Task prompt:
Only the pictures stay out; every record is to be quoted exactly.

* Start Data *

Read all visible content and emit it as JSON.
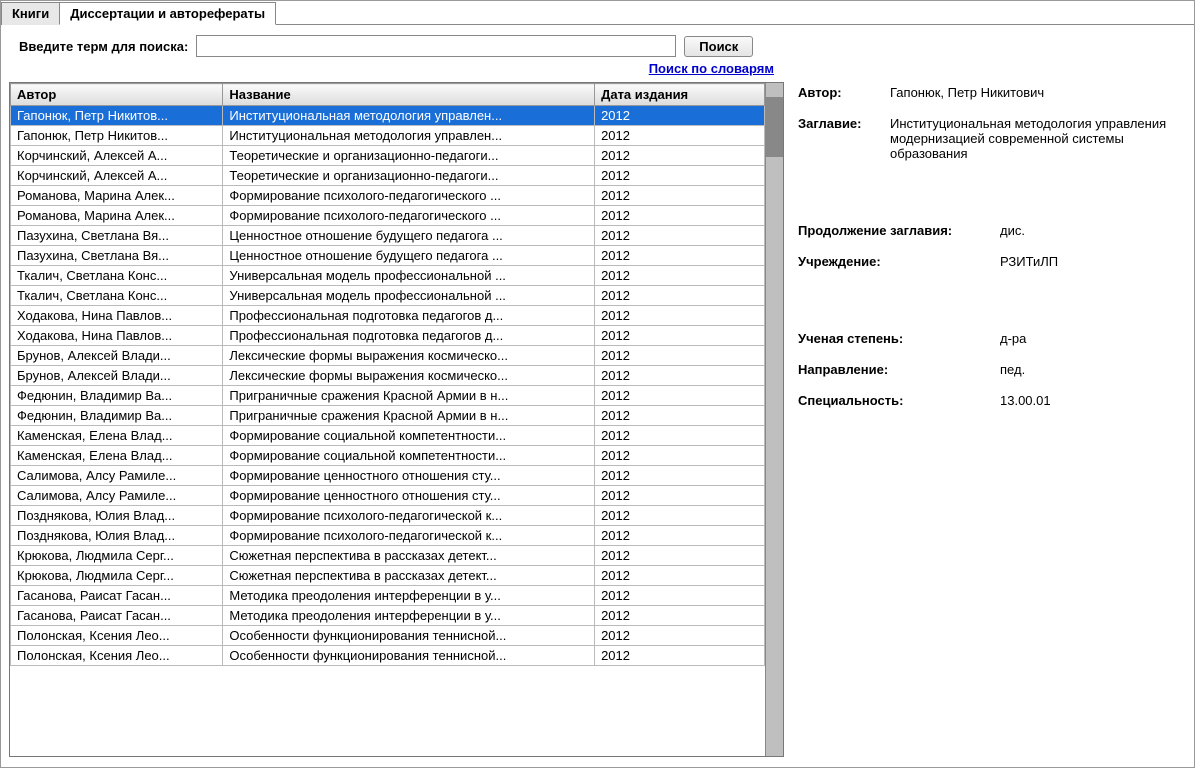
{
  "tabs": {
    "books": "Книги",
    "dissertations": "Диссертации и авторефераты"
  },
  "search": {
    "label": "Введите терм для поиска:",
    "button": "Поиск",
    "dict_link": "Поиск по словарям",
    "value": ""
  },
  "table": {
    "headers": {
      "author": "Автор",
      "title": "Название",
      "year": "Дата издания"
    },
    "selected_index": 0,
    "rows": [
      {
        "author": "Гапонюк, Петр Никитов...",
        "title": "Институциональная методология управлен...",
        "year": "2012"
      },
      {
        "author": "Гапонюк, Петр Никитов...",
        "title": "Институциональная методология управлен...",
        "year": "2012"
      },
      {
        "author": "Корчинский, Алексей А...",
        "title": "Теоретические и организационно-педагоги...",
        "year": "2012"
      },
      {
        "author": "Корчинский, Алексей А...",
        "title": "Теоретические и организационно-педагоги...",
        "year": "2012"
      },
      {
        "author": "Романова, Марина Алек...",
        "title": "Формирование психолого-педагогического ...",
        "year": "2012"
      },
      {
        "author": "Романова, Марина Алек...",
        "title": "Формирование психолого-педагогического ...",
        "year": "2012"
      },
      {
        "author": "Пазухина, Светлана Вя...",
        "title": "Ценностное отношение будущего педагога ...",
        "year": "2012"
      },
      {
        "author": "Пазухина, Светлана Вя...",
        "title": "Ценностное отношение будущего педагога ...",
        "year": "2012"
      },
      {
        "author": "Ткалич, Светлана Конс...",
        "title": "Универсальная модель профессиональной ...",
        "year": "2012"
      },
      {
        "author": "Ткалич, Светлана Конс...",
        "title": "Универсальная модель профессиональной ...",
        "year": "2012"
      },
      {
        "author": "Ходакова, Нина Павлов...",
        "title": "Профессиональная подготовка педагогов д...",
        "year": "2012"
      },
      {
        "author": "Ходакова, Нина Павлов...",
        "title": "Профессиональная подготовка педагогов д...",
        "year": "2012"
      },
      {
        "author": "Брунов, Алексей Влади...",
        "title": "Лексические формы выражения космическо...",
        "year": "2012"
      },
      {
        "author": "Брунов, Алексей Влади...",
        "title": "Лексические формы выражения космическо...",
        "year": "2012"
      },
      {
        "author": "Федюнин, Владимир Ва...",
        "title": "Приграничные сражения Красной Армии в н...",
        "year": "2012"
      },
      {
        "author": "Федюнин, Владимир Ва...",
        "title": "Приграничные сражения Красной Армии в н...",
        "year": "2012"
      },
      {
        "author": "Каменская, Елена Влад...",
        "title": "Формирование социальной компетентности...",
        "year": "2012"
      },
      {
        "author": "Каменская, Елена Влад...",
        "title": "Формирование социальной компетентности...",
        "year": "2012"
      },
      {
        "author": "Салимова, Алсу Рамиле...",
        "title": "Формирование ценностного отношения сту...",
        "year": "2012"
      },
      {
        "author": "Салимова, Алсу Рамиле...",
        "title": "Формирование ценностного отношения сту...",
        "year": "2012"
      },
      {
        "author": "Позднякова, Юлия Влад...",
        "title": "Формирование психолого-педагогической к...",
        "year": "2012"
      },
      {
        "author": "Позднякова, Юлия Влад...",
        "title": "Формирование психолого-педагогической к...",
        "year": "2012"
      },
      {
        "author": "Крюкова, Людмила Серг...",
        "title": "Сюжетная перспектива в рассказах детект...",
        "year": "2012"
      },
      {
        "author": "Крюкова, Людмила Серг...",
        "title": "Сюжетная перспектива в рассказах детект...",
        "year": "2012"
      },
      {
        "author": "Гасанова, Раисат Гасан...",
        "title": "Методика преодоления интерференции в у...",
        "year": "2012"
      },
      {
        "author": "Гасанова, Раисат Гасан...",
        "title": "Методика преодоления интерференции в у...",
        "year": "2012"
      },
      {
        "author": "Полонская, Ксения Лео...",
        "title": "Особенности функционирования теннисной...",
        "year": "2012"
      },
      {
        "author": "Полонская, Ксения Лео...",
        "title": "Особенности функционирования теннисной...",
        "year": "2012"
      }
    ]
  },
  "detail": {
    "author_label": "Автор:",
    "author_value": "Гапонюк, Петр Никитович",
    "title_label": "Заглавие:",
    "title_value": "Институциональная методология управления модернизацией современной системы образования",
    "subtitle_label": "Продолжение заглавия:",
    "subtitle_value": "дис.",
    "institution_label": "Учреждение:",
    "institution_value": "РЗИТиЛП",
    "degree_label": "Ученая степень:",
    "degree_value": "д-ра",
    "direction_label": "Направление:",
    "direction_value": "пед.",
    "specialty_label": "Специальность:",
    "specialty_value": "13.00.01"
  }
}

* End Data *

The reply:
Read all visible content and emit it as JSON.
{
  "tabs": {
    "books": "Книги",
    "dissertations": "Диссертации и авторефераты"
  },
  "search": {
    "label": "Введите терм для поиска:",
    "button": "Поиск",
    "dict_link": "Поиск по словарям",
    "value": ""
  },
  "table": {
    "headers": {
      "author": "Автор",
      "title": "Название",
      "year": "Дата издания"
    },
    "selected_index": 0,
    "rows": [
      {
        "author": "Гапонюк, Петр Никитов...",
        "title": "Институциональная методология управлен...",
        "year": "2012"
      },
      {
        "author": "Гапонюк, Петр Никитов...",
        "title": "Институциональная методология управлен...",
        "year": "2012"
      },
      {
        "author": "Корчинский, Алексей А...",
        "title": "Теоретические и организационно-педагоги...",
        "year": "2012"
      },
      {
        "author": "Корчинский, Алексей А...",
        "title": "Теоретические и организационно-педагоги...",
        "year": "2012"
      },
      {
        "author": "Романова, Марина Алек...",
        "title": "Формирование психолого-педагогического ...",
        "year": "2012"
      },
      {
        "author": "Романова, Марина Алек...",
        "title": "Формирование психолого-педагогического ...",
        "year": "2012"
      },
      {
        "author": "Пазухина, Светлана Вя...",
        "title": "Ценностное отношение будущего педагога ...",
        "year": "2012"
      },
      {
        "author": "Пазухина, Светлана Вя...",
        "title": "Ценностное отношение будущего педагога ...",
        "year": "2012"
      },
      {
        "author": "Ткалич, Светлана Конс...",
        "title": "Универсальная модель профессиональной ...",
        "year": "2012"
      },
      {
        "author": "Ткалич, Светлана Конс...",
        "title": "Универсальная модель профессиональной ...",
        "year": "2012"
      },
      {
        "author": "Ходакова, Нина Павлов...",
        "title": "Профессиональная подготовка педагогов д...",
        "year": "2012"
      },
      {
        "author": "Ходакова, Нина Павлов...",
        "title": "Профессиональная подготовка педагогов д...",
        "year": "2012"
      },
      {
        "author": "Брунов, Алексей Влади...",
        "title": "Лексические формы выражения космическо...",
        "year": "2012"
      },
      {
        "author": "Брунов, Алексей Влади...",
        "title": "Лексические формы выражения космическо...",
        "year": "2012"
      },
      {
        "author": "Федюнин, Владимир Ва...",
        "title": "Приграничные сражения Красной Армии в н...",
        "year": "2012"
      },
      {
        "author": "Федюнин, Владимир Ва...",
        "title": "Приграничные сражения Красной Армии в н...",
        "year": "2012"
      },
      {
        "author": "Каменская, Елена Влад...",
        "title": "Формирование социальной компетентности...",
        "year": "2012"
      },
      {
        "author": "Каменская, Елена Влад...",
        "title": "Формирование социальной компетентности...",
        "year": "2012"
      },
      {
        "author": "Салимова, Алсу Рамиле...",
        "title": "Формирование ценностного отношения сту...",
        "year": "2012"
      },
      {
        "author": "Салимова, Алсу Рамиле...",
        "title": "Формирование ценностного отношения сту...",
        "year": "2012"
      },
      {
        "author": "Позднякова, Юлия Влад...",
        "title": "Формирование психолого-педагогической к...",
        "year": "2012"
      },
      {
        "author": "Позднякова, Юлия Влад...",
        "title": "Формирование психолого-педагогической к...",
        "year": "2012"
      },
      {
        "author": "Крюкова, Людмила Серг...",
        "title": "Сюжетная перспектива в рассказах детект...",
        "year": "2012"
      },
      {
        "author": "Крюкова, Людмила Серг...",
        "title": "Сюжетная перспектива в рассказах детект...",
        "year": "2012"
      },
      {
        "author": "Гасанова, Раисат Гасан...",
        "title": "Методика преодоления интерференции в у...",
        "year": "2012"
      },
      {
        "author": "Гасанова, Раисат Гасан...",
        "title": "Методика преодоления интерференции в у...",
        "year": "2012"
      },
      {
        "author": "Полонская, Ксения Лео...",
        "title": "Особенности функционирования теннисной...",
        "year": "2012"
      },
      {
        "author": "Полонская, Ксения Лео...",
        "title": "Особенности функционирования теннисной...",
        "year": "2012"
      }
    ]
  },
  "detail": {
    "author_label": "Автор:",
    "author_value": "Гапонюк, Петр Никитович",
    "title_label": "Заглавие:",
    "title_value": "Институциональная методология управления модернизацией современной системы образования",
    "subtitle_label": "Продолжение заглавия:",
    "subtitle_value": "дис.",
    "institution_label": "Учреждение:",
    "institution_value": "РЗИТиЛП",
    "degree_label": "Ученая степень:",
    "degree_value": "д-ра",
    "direction_label": "Направление:",
    "direction_value": "пед.",
    "specialty_label": "Специальность:",
    "specialty_value": "13.00.01"
  }
}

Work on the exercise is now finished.